(Stored records)
□ □ □ □
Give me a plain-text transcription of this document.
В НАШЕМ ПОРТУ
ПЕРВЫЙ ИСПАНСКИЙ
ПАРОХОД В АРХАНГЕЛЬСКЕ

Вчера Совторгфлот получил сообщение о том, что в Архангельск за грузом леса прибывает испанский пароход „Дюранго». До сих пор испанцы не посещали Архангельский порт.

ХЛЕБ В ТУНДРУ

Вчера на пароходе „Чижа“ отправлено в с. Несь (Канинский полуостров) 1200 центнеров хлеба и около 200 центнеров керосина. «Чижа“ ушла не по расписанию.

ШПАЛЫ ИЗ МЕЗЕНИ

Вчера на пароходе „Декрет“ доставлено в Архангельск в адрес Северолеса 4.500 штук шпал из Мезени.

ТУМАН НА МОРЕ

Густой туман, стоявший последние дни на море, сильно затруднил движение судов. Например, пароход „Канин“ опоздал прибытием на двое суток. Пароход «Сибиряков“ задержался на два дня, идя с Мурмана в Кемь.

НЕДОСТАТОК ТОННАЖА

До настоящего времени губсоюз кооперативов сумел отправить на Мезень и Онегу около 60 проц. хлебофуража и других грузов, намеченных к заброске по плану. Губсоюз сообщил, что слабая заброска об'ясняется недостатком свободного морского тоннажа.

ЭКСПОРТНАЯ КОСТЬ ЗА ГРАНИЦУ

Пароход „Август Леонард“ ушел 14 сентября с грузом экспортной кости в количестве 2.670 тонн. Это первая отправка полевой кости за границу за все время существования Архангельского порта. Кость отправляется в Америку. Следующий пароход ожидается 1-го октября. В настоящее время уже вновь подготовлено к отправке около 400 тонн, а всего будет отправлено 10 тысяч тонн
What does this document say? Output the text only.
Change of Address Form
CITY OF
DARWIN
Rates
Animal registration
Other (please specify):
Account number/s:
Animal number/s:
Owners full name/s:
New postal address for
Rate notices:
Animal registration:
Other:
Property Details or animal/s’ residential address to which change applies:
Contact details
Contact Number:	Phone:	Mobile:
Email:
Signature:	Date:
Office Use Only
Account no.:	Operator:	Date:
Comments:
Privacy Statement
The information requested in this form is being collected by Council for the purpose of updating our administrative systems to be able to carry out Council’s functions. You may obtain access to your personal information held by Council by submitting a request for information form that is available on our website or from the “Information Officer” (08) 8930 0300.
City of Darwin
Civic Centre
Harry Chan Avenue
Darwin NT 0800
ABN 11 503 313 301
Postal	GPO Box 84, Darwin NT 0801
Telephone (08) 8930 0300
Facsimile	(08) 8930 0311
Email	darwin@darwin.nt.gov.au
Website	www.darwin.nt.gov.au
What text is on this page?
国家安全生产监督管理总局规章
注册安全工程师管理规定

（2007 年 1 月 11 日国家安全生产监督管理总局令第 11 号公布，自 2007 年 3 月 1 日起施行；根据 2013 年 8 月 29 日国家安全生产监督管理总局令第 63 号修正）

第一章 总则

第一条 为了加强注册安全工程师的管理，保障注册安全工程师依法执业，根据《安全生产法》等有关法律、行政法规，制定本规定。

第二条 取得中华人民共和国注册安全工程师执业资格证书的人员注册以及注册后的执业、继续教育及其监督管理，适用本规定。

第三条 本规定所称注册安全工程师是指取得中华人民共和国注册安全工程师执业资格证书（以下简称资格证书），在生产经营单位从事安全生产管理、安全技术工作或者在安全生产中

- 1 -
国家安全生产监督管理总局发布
□ □ □ □
[GOAL]: Which lines above contain "Contact"? Show each of them.

[FINISHED ANSWER]:
Contact details
Contact Number:	Phone:	Mobile:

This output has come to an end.